= WORK ORDER =
Write the whole listing out again, word for word.

┏━━

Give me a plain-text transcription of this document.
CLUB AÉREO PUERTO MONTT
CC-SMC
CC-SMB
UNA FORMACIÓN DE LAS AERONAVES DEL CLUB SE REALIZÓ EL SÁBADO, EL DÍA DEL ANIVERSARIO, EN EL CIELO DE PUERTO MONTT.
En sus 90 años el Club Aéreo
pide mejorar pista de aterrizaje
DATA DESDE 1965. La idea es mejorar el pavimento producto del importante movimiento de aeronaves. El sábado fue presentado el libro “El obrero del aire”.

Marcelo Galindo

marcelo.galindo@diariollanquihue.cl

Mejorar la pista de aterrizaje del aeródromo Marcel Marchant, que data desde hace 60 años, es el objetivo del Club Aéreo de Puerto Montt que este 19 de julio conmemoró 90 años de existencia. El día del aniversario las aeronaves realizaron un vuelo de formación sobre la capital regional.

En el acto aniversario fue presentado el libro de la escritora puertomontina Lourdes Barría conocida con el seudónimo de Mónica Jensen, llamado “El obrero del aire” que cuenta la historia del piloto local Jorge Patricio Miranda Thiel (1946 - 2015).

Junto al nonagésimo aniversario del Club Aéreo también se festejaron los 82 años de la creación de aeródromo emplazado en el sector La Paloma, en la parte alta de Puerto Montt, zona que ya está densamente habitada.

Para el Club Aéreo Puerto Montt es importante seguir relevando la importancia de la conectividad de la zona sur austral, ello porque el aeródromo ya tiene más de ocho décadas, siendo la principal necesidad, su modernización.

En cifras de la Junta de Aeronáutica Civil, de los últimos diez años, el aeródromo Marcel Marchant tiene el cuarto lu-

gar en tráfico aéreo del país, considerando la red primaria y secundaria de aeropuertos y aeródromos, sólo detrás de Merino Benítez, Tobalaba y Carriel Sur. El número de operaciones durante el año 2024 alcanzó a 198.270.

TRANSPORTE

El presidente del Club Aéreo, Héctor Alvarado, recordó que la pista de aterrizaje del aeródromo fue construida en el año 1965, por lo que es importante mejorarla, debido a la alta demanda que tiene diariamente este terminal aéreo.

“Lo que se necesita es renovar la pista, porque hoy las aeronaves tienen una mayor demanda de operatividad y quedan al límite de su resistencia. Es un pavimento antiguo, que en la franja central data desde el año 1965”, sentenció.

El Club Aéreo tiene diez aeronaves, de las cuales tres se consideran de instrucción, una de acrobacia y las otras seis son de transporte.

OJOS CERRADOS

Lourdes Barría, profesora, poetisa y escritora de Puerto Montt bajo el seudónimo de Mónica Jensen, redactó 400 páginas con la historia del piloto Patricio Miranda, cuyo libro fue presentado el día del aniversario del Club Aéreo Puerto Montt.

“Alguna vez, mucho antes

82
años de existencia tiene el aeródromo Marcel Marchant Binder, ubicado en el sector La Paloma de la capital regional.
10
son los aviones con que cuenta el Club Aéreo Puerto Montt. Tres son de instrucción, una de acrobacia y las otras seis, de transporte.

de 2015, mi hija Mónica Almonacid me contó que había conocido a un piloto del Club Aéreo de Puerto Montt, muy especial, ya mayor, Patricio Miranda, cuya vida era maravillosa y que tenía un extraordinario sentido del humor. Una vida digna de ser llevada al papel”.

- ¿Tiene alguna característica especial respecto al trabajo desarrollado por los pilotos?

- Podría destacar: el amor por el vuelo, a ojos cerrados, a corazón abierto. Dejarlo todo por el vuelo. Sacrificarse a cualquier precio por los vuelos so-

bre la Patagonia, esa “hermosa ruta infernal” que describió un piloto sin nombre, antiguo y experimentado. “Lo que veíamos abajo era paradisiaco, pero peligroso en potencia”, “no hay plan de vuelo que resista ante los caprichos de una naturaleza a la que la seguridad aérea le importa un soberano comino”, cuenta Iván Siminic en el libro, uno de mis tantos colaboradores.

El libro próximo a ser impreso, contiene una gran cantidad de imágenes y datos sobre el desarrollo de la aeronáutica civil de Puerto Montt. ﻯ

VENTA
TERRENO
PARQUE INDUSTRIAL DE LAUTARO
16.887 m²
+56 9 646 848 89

┗━━

= COMPLETED EXERCISE =
Give me a plain-text transcription of this document.
CLUB AÉREO PUERTO MONTT
CC-SMC
CC-SMB
UNA FORMACIÓN DE LAS AERONAVES DEL CLUB SE REALIZÓ EL SÁBADO, EL DÍA DEL ANIVERSARIO, EN EL CIELO DE PUERTO MONTT.
En sus 90 años el Club Aéreo
pide mejorar pista de aterrizaje
DATA DESDE 1965. La idea es mejorar el pavimento producto del importante movimiento de aeronaves. El sábado fue presentado el libro “El obrero del aire”.

Marcelo Galindo

marcelo.galindo@diariollanquihue.cl

Mejorar la pista de aterrizaje del aeródromo Marcel Marchant, que data desde hace 60 años, es el objetivo del Club Aéreo de Puerto Montt que este 19 de julio conmemoró 90 años de existencia. El día del aniversario las aeronaves realizaron un vuelo de formación sobre la capital regional.

En el acto aniversario fue presentado el libro de la escritora puertomontina Lourdes Barría conocida con el seudónimo de Mónica Jensen, llamado “El obrero del aire” que cuenta la historia del piloto local Jorge Patricio Miranda Thiel (1946 - 2015).

Junto al nonagésimo aniversario del Club Aéreo también se festejaron los 82 años de la creación de aeródromo emplazado en el sector La Paloma, en la parte alta de Puerto Montt, zona que ya está densamente habitada.

Para el Club Aéreo Puerto Montt es importante seguir relevando la importancia de la conectividad de la zona sur austral, ello porque el aeródromo ya tiene más de ocho décadas, siendo la principal necesidad, su modernización.

En cifras de la Junta de Aeronáutica Civil, de los últimos diez años, el aeródromo Marcel Marchant tiene el cuarto lu-

gar en tráfico aéreo del país, considerando la red primaria y secundaria de aeropuertos y aeródromos, sólo detrás de Merino Benítez, Tobalaba y Carriel Sur. El número de operaciones durante el año 2024 alcanzó a 198.270.

TRANSPORTE

El presidente del Club Aéreo, Héctor Alvarado, recordó que la pista de aterrizaje del aeródromo fue construida en el año 1965, por lo que es importante mejorarla, debido a la alta demanda que tiene diariamente este terminal aéreo.

“Lo que se necesita es renovar la pista, porque hoy las aeronaves tienen una mayor demanda de operatividad y quedan al límite de su resistencia. Es un pavimento antiguo, que en la franja central data desde el año 1965”, sentenció.

El Club Aéreo tiene diez aeronaves, de las cuales tres se consideran de instrucción, una de acrobacia y las otras seis son de transporte.

OJOS CERRADOS

Lourdes Barría, profesora, poetisa y escritora de Puerto Montt bajo el seudónimo de Mónica Jensen, redactó 400 páginas con la historia del piloto Patricio Miranda, cuyo libro fue presentado el día del aniversario del Club Aéreo Puerto Montt.

“Alguna vez, mucho antes

82
años de existencia tiene el aeródromo Marcel Marchant Binder, ubicado en el sector La Paloma de la capital regional.
10
son los aviones con que cuenta el Club Aéreo Puerto Montt. Tres son de instrucción, una de acrobacia y las otras seis, de transporte.

de 2015, mi hija Mónica Almonacid me contó que había conocido a un piloto del Club Aéreo de Puerto Montt, muy especial, ya mayor, Patricio Miranda, cuya vida era maravillosa y que tenía un extraordinario sentido del humor. Una vida digna de ser llevada al papel”.

- ¿Tiene alguna característica especial respecto al trabajo desarrollado por los pilotos?

- Podría destacar: el amor por el vuelo, a ojos cerrados, a corazón abierto. Dejarlo todo por el vuelo. Sacrificarse a cualquier precio por los vuelos so-

bre la Patagonia, esa “hermosa ruta infernal” que describió un piloto sin nombre, antiguo y experimentado. “Lo que veíamos abajo era paradisiaco, pero peligroso en potencia”, “no hay plan de vuelo que resista ante los caprichos de una naturaleza a la que la seguridad aérea le importa un soberano comino”, cuenta Iván Siminic en el libro, uno de mis tantos colaboradores.

El libro próximo a ser impreso, contiene una gran cantidad de imágenes y datos sobre el desarrollo de la aeronáutica civil de Puerto Montt. ﻯ

VENTA
TERRENO
PARQUE INDUSTRIAL DE LAUTARO
16.887 m²
+56 9 646 848 89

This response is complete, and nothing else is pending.